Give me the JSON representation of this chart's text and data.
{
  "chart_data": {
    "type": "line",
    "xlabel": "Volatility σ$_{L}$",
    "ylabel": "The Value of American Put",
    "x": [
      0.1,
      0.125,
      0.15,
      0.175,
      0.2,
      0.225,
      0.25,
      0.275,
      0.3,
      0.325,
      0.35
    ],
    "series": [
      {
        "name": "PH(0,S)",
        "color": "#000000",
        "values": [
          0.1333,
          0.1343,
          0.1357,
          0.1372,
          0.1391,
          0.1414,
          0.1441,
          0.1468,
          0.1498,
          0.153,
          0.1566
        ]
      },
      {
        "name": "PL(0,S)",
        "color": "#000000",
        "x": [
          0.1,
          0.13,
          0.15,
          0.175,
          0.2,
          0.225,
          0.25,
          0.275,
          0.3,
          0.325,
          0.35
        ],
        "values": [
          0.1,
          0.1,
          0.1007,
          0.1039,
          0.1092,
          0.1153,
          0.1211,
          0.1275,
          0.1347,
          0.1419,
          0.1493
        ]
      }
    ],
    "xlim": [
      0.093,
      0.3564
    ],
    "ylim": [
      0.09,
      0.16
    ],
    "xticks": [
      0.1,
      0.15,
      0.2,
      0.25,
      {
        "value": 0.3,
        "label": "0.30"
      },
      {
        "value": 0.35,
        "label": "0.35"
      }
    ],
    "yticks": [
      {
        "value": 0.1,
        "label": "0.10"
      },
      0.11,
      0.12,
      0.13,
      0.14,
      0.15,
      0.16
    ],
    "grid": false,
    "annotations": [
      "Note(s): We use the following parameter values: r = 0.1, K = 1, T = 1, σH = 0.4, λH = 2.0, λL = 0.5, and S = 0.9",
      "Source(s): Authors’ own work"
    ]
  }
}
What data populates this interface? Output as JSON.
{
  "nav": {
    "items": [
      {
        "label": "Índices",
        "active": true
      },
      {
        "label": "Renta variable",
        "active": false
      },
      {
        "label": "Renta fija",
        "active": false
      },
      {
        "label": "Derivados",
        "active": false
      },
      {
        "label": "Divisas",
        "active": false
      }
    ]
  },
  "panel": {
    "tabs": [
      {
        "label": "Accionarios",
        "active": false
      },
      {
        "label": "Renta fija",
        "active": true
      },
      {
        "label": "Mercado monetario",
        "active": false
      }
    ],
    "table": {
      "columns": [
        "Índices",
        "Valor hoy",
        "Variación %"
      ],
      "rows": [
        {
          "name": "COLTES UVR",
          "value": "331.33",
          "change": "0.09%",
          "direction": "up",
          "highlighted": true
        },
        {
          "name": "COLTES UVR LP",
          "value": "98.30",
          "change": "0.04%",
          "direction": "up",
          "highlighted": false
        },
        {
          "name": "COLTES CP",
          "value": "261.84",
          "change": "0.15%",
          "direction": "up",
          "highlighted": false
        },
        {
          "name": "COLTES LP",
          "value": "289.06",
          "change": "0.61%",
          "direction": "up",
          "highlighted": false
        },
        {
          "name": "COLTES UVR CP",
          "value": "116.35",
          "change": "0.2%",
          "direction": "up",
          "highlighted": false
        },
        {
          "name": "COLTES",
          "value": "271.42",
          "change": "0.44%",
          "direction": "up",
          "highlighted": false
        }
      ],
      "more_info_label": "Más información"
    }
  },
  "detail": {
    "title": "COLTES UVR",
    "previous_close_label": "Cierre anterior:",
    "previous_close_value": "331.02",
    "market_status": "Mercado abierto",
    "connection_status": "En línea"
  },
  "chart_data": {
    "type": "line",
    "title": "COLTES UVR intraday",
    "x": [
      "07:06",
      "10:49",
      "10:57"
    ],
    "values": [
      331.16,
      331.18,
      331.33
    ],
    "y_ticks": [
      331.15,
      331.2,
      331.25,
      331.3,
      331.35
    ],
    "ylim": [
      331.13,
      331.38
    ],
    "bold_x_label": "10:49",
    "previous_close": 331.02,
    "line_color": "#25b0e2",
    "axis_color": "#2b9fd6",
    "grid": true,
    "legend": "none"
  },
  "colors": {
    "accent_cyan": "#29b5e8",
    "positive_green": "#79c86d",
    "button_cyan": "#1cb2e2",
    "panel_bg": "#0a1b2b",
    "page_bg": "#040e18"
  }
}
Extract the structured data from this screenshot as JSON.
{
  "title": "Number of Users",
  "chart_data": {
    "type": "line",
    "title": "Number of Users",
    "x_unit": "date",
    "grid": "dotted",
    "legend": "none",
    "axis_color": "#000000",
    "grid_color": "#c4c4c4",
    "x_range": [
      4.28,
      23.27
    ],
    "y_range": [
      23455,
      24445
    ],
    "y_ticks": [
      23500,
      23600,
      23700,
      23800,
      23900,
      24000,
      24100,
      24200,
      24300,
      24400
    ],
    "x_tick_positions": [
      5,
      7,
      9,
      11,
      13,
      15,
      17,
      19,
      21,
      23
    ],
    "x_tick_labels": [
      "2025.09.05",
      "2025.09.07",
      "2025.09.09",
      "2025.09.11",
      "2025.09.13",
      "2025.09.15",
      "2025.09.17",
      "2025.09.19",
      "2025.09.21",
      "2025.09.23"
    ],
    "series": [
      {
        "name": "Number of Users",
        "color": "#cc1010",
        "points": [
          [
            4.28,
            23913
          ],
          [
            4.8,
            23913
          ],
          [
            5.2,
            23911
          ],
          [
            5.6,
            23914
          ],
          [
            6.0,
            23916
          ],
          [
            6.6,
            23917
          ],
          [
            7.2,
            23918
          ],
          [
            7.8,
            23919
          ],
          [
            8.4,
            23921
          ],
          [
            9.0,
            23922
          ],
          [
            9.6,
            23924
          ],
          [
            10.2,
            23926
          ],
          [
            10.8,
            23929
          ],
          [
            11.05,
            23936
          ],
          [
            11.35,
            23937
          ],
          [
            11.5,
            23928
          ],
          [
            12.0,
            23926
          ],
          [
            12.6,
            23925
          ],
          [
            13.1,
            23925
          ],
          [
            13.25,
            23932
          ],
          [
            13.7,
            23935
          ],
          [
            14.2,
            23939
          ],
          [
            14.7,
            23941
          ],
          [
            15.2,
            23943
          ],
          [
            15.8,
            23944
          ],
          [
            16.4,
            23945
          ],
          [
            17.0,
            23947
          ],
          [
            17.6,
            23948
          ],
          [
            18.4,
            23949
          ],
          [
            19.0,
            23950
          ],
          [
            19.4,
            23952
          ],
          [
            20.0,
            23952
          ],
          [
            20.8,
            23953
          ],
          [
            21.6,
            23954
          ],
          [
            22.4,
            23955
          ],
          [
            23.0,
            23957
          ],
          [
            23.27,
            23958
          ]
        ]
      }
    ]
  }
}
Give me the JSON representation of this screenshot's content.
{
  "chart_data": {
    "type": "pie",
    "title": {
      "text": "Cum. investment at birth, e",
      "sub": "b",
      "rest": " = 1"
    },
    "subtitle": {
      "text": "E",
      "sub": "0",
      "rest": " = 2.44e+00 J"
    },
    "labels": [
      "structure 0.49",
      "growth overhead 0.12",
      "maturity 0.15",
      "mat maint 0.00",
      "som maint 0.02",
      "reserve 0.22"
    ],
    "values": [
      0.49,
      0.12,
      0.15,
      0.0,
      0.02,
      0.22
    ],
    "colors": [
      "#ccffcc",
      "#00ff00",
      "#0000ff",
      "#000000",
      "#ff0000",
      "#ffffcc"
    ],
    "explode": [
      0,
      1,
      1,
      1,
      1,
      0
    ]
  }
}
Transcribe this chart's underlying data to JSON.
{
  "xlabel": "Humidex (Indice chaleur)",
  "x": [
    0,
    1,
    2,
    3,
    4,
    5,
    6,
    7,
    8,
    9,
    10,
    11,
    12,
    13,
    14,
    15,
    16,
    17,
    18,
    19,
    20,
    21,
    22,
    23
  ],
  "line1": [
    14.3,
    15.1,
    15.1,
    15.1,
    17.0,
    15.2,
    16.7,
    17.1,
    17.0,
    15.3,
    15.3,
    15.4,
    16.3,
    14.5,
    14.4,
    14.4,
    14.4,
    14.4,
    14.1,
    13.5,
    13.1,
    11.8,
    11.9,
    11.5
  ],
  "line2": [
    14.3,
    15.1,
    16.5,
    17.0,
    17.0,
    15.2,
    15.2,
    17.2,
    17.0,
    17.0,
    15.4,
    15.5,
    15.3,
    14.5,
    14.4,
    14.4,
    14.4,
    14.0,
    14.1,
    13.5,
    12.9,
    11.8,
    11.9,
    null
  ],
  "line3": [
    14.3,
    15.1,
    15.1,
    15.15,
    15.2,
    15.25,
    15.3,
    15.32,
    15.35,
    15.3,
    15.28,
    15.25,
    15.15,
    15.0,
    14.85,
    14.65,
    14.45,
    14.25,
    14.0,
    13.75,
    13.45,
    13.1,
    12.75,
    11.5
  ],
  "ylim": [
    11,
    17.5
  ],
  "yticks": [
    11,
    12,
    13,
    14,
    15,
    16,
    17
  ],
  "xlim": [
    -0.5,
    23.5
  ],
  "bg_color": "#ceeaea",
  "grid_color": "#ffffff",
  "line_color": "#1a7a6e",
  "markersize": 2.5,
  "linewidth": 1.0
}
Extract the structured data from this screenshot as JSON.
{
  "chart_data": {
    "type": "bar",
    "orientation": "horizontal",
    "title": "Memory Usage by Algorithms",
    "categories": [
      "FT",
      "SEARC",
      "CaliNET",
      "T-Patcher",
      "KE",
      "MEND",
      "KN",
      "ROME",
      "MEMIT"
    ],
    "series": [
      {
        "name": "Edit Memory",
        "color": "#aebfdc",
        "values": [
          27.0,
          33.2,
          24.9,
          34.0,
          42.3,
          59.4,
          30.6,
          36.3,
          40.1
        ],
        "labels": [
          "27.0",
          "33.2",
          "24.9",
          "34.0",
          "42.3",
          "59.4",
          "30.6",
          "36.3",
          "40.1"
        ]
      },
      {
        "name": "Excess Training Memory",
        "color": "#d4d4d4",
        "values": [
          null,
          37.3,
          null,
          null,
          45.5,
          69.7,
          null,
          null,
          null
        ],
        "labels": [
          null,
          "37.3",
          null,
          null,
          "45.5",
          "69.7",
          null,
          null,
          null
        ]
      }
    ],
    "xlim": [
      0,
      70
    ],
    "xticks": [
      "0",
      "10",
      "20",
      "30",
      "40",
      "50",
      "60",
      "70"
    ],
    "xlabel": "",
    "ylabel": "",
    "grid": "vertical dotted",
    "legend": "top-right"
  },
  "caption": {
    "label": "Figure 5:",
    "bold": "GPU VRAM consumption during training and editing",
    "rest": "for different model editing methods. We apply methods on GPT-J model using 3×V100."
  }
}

==*==

YOUR INSTRUCTIONS ▸ Tally how many lines of the material contain the word "true". The answer must be the number and nothing else.

COMPLETE RESPONSE ▸ 4